## start Material provided

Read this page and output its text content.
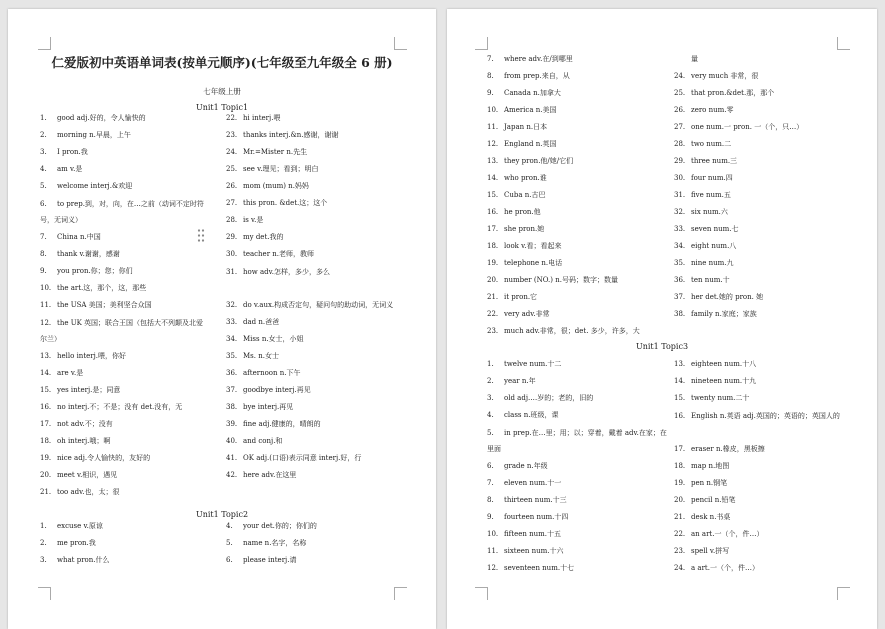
仁爱版初中英语单词表(按单元顺序)(七年级至九年级全 6 册)
七年级上册
Unit1 Topic1
1. good adj.好的，令人愉快的
2. morning n.早晨，上午
3. I pron.我
4. am v.是
5. welcome interj.&欢迎
6. to prep.到，对，向，在…之前（动词不定时符号，无词义）
7. China n.中国
8. thank v.谢谢，感谢
9. you pron.你；您；你们
10. the art.这，那个，这，那些
11. the USA 美国；美利坚合众国
12. the UK 英国；联合王国（包括大不列颠及北爱尔兰）
13. hello interj.喂，你好
14. are v.是
15. yes interj.是；同意
16. no interj.不；不是；没有 det.没有，无
17. not adv.不；没有
18. oh interj.哦；啊
19. nice adj.令人愉快的，友好的
20. meet v.相识，遇见
21. too adv.也，太；很
22. hi interj.喂
23. thanks interj.&n.感谢，谢谢
24. Mr.=Mister n.先生
25. see v.理见；看到；明白
26. mom (mum) n.妈妈
27. this pron. &det.这；这个
28. is v.是
29. my det.我的
30. teacher n.老师，教师
31. how adv.怎样，多少，多么
32. do v.aux.构成否定句，疑问句的助动词，无词义
33. dad n.爸爸
34. Miss n.女士，小姐
35. Ms. n.女士
36. afternoon n.下午
37. goodbye interj.再见
38. bye interj.再见
39. fine adj.健康的，晴朗的
40. and conj.和
41. OK adj.(口语)表示同意 interj.好，行
42. here adv.在这里
Unit1 Topic2
1. excuse v.原谅
2. me pron.我
3. what pron.什么
4. your det.你的；你们的
5. name n.名字，名称
6. please interj.请
7. where adv.在/到哪里
8. from prep.来自，从
9. Canada n.加拿大
10. America n.美国
11. Japan n.日本
12. England n.英国
13. they pron.他/她/它们
14. who pron.谁
15. Cuba n.古巴
16. he pron.他
17. she pron.她
18. look v.看；看起来
19. telephone n.电话
20. number (NO.) n.号码；数字；数量
21. it pron.它
22. very adv.非常
23. much adv.非常，很；det. 多少，许多，大
量
24. very much 非常，很
25. that pron.&det.那，那个
26. zero num.零
27. one num.一 pron. 一（个，只…）
28. two num.二
29. three num.三
30. four num.四
31. five num.五
32. six num.六
33. seven num.七
34. eight num.八
35. nine num.九
36. ten num.十
37. her det.她的 pron. 她
38. family n.家庭；家族
Unit1 Topic3
1. twelve num.十二
2. year n.年
3. old adj.…岁的；老的，旧的
4. class n.班级，课
5. in prep.在…里；用；以；穿着，戴着 adv.在家；在里面
6. grade n.年级
7. eleven num.十一
8. thirteen num.十三
9. fourteen num.十四
10. fifteen num.十五
11. sixteen num.十六
12. seventeen num.十七
13. eighteen num.十八
14. nineteen num.十九
15. twenty num.二十
16. English n.英语 adj.英国的；英语的；英国人的
17. eraser n.橡皮，黑板擦
18. map n.地图
19. pen n.钢笔
20. pencil n.铅笔
21. desk n.书桌
22. an art.一（个，件…）
23. spell v.拼写
24. a art.一（个，件…）
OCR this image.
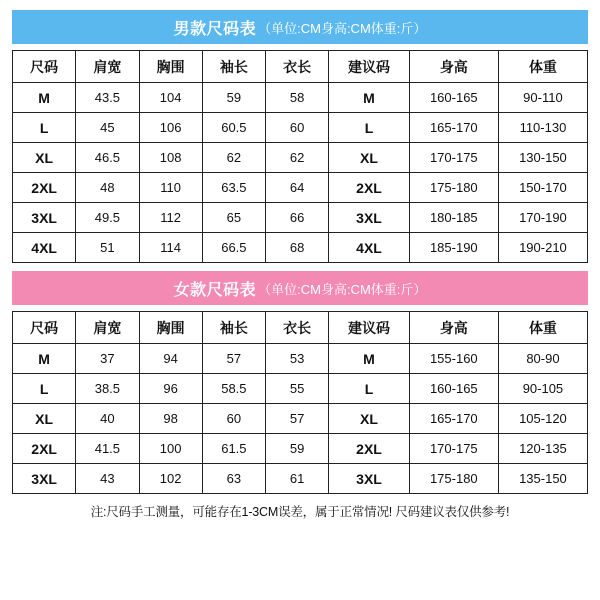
男款尺码表 （单位:CM身高:CM体重:斤）
尺码	肩宽	胸围	袖长	衣长	建议码	身高	体重
M	43.5	104	59	58	M	160-165	90-110
L	45	106	60.5	60	L	165-170	110-130
XL	46.5	108	62	62	XL	170-175	130-150
2XL	48	110	63.5	64	2XL	175-180	150-170
3XL	49.5	112	65	66	3XL	180-185	170-190
4XL	51	114	66.5	68	4XL	185-190	190-210
女款尺码表 （单位:CM身高:CM体重:斤）
尺码	肩宽	胸围	袖长	衣长	建议码	身高	体重
M	37	94	57	53	M	155-160	80-90
L	38.5	96	58.5	55	L	160-165	90-105
XL	40	98	60	57	XL	165-170	105-120
2XL	41.5	100	61.5	59	2XL	170-175	120-135
3XL	43	102	63	61	3XL	175-180	135-150
注:尺码手工测量，可能存在1-3CM误差，属于正常情况! 尺码建议表仅供参考!
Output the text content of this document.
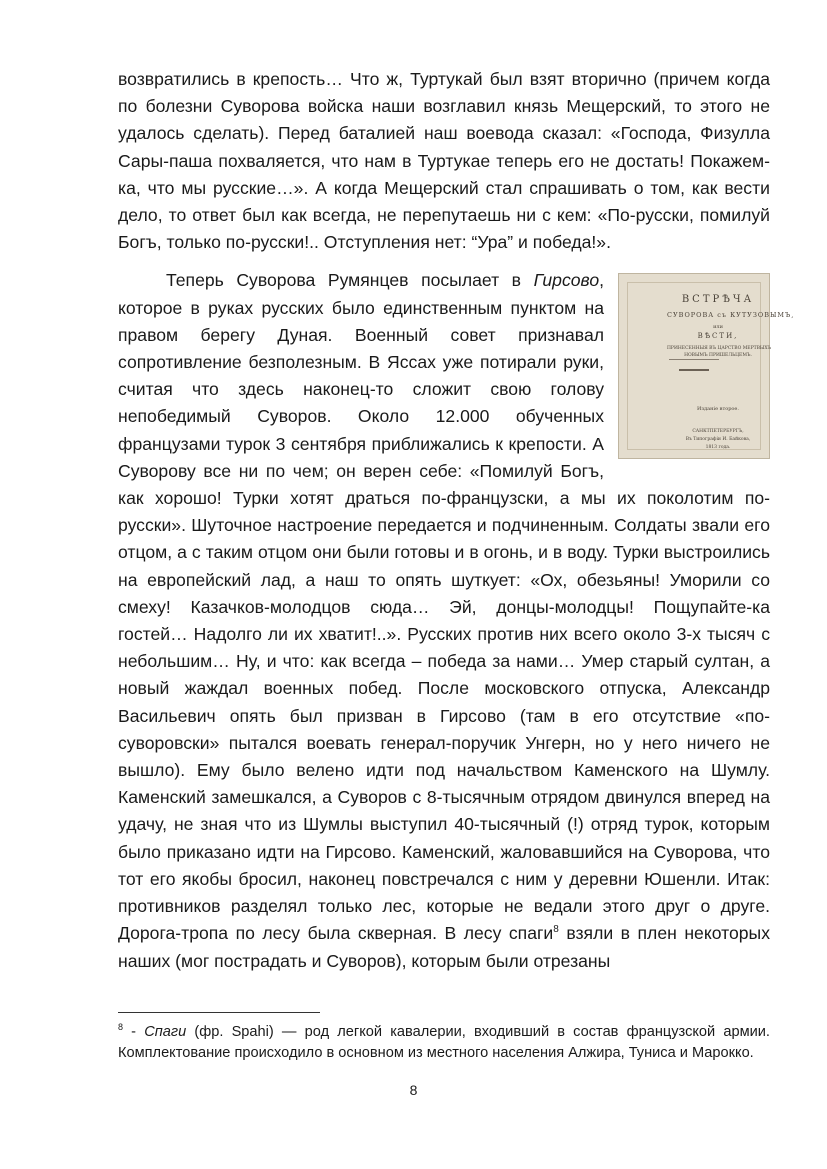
возвратились в крепость… Что ж, Туртукай был взят вторично (причем когда по болезни Суворова войска наши возглавил князь Мещерский, то этого не удалось сделать). Перед баталией наш воевода сказал: «Господа, Физулла Сары-паша похваляется, что нам в Туртукае теперь его не достать! Покажем-ка, что мы русские…». А когда Мещерский стал спрашивать о том, как вести дело, то ответ был как всегда, не перепутаешь ни с кем: «По-русски, помилуй Богъ, только по-русски!.. Отступления нет: “Ура” и победа!».

Теперь Суворова Румянцев посылает в Гирсово
ВСТРѢЧА
СУВОРОВА съ КУТУЗОВЫМЪ,
или
ВѢСТИ,
ПРИНЕСЕННЫЯ ВЪ ЦАРСТВО МЕРТВЫХЪ
НОВЫМЪ ПРИШЕЛЬЦЕМЪ.
Изданіе второе.
САНКТПЕТЕРБУРГЪ,
Въ Типографіи И. Байкова,
1813 года.
, которое в руках русских было единственным пунктом на правом берегу Дуная. Военный совет признавал сопротивление безполезным. В Яссах уже потирали руки, считая что здесь наконец-то сложит свою голову непобедимый Суворов. Около 12.000 обученных французами турок 3 сентября приближались к крепости. А Суворову все ни по чем; он верен себе: «Помилуй Богъ, как хорошо! Турки хотят драться по-французски, а мы их поколотим по-русски». Шуточное настроение передается и подчиненным. Солдаты звали его отцом, а с таким отцом они были готовы и в огонь, и в воду. Турки выстроились на европейский лад, а наш то опять шуткует: «Ох, обезьяны! Уморили со смеху! Казачков-молодцов сюда… Эй, донцы-молодцы! Пощупайте-ка гостей… Надолго ли их хватит!..». Русских против них всего около 3-х тысяч с небольшим… Ну, и что: как всегда – победа за нами… Умер старый султан, а новый жаждал военных побед. После московского отпуска, Александр Васильевич опять был призван в Гирсово (там в его отсутствие «по-суворовски» пытался воевать генерал-поручик Унгерн, но у него ничего не вышло). Ему было велено идти под начальством Каменского на Шумлу. Каменский замешкался, а Суворов с 8-тысячным отрядом двинулся вперед на удачу, не зная что из Шумлы выступил 40-тысячный (!) отряд турок, которым было приказано идти на Гирсово. Каменский, жаловавшийся на Суворова, что тот его якобы бросил, наконец повстречался с ним у деревни Юшенли. Итак: противников разделял только лес, которые не ведали этого друг о друге. Дорога-тропа по лесу была скверная. В лесу спаги$^8$ взяли в плен некоторых наших (мог пострадать и Суворов), которым были отрезаны

$^8$ - Спаги (фр. Spahi) — род легкой кавалерии, входивший в состав французской армии. Комплектование происходило в основном из местного населения Алжира, Туниса и Марокко.

8
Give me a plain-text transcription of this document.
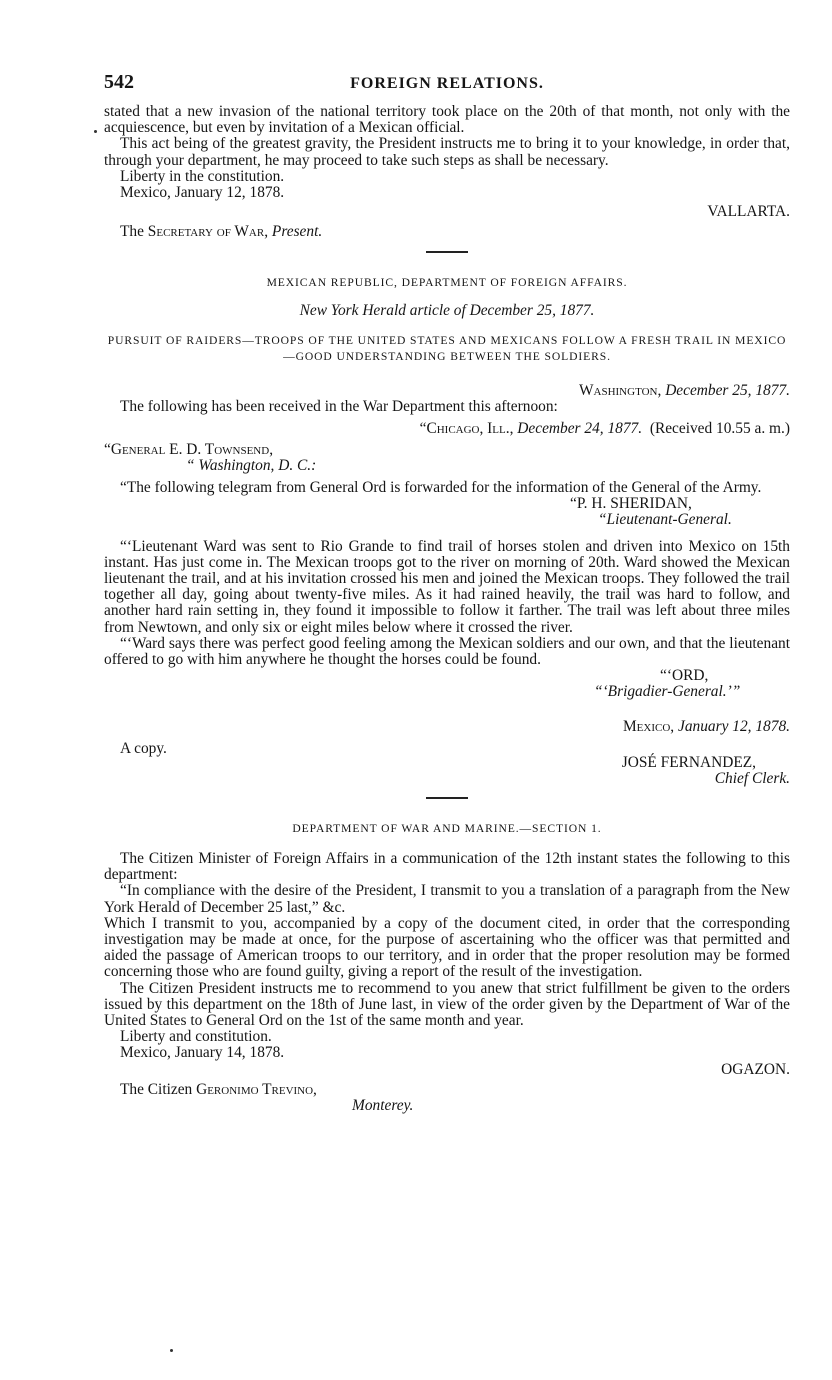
542	FOREIGN RELATIONS.

stated that a new invasion of the national territory took place on the 20th of that month, not only with the acquiescence, but even by invitation of a Mexican official.

This act being of the greatest gravity, the President instructs me to bring it to your knowledge, in order that, through your department, he may proceed to take such steps as shall be necessary.

Liberty in the constitution.

Mexico, January 12, 1878.

VALLARTA.

The Secretary of War, Present.

MEXICAN REPUBLIC, DEPARTMENT OF FOREIGN AFFAIRS.

New York Herald article of December 25, 1877.

PURSUIT OF RAIDERS—TROOPS OF THE UNITED STATES AND MEXICANS FOLLOW A FRESH TRAIL IN MEXICO—GOOD UNDERSTANDING BETWEEN THE SOLDIERS.

Washington, December 25, 1877.

The following has been received in the War Department this afternoon:

“Chicago, Ill., December 24, 1877. (Received 10.55 a. m.)

“General E. D. Townsend,

“ Washington, D. C.:

“The following telegram from General Ord is forwarded for the information of the General of the Army.

“P. H. SHERIDAN,

“Lieutenant-General.

“‘Lieutenant Ward was sent to Rio Grande to find trail of horses stolen and driven into Mexico on 15th instant. Has just come in. The Mexican troops got to the river on morning of 20th. Ward showed the Mexican lieutenant the trail, and at his invitation crossed his men and joined the Mexican troops. They followed the trail together all day, going about twenty-five miles. As it had rained heavily, the trail was hard to follow, and another hard rain setting in, they found it impossible to follow it farther. The trail was left about three miles from Newtown, and only six or eight miles below where it crossed the river.

“‘Ward says there was perfect good feeling among the Mexican soldiers and our own, and that the lieutenant offered to go with him anywhere he thought the horses could be found.

“‘ORD,

“‘Brigadier-General.’”

Mexico, January 12, 1878.

A copy.

JOSÉ FERNANDEZ,

Chief Clerk.

DEPARTMENT OF WAR AND MARINE.—SECTION 1.

The Citizen Minister of Foreign Affairs in a communication of the 12th instant states the following to this department:

“In compliance with the desire of the President, I transmit to you a translation of a paragraph from the New York Herald of December 25 last,” &c.

Which I transmit to you, accompanied by a copy of the document cited, in order that the corresponding investigation may be made at once, for the purpose of ascertaining who the officer was that permitted and aided the passage of American troops to our territory, and in order that the proper resolution may be formed concerning those who are found guilty, giving a report of the result of the investigation.

The Citizen President instructs me to recommend to you anew that strict fulfillment be given to the orders issued by this department on the 18th of June last, in view of the order given by the Department of War of the United States to General Ord on the 1st of the same month and year.

Liberty and constitution.

Mexico, January 14, 1878.

OGAZON.

The Citizen Geronimo Trevino,

Monterey.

## end Material provided

● **What is required**
Of all the lines in the listing above, how many include "York"? Write only the number.

● **Finished answer**
2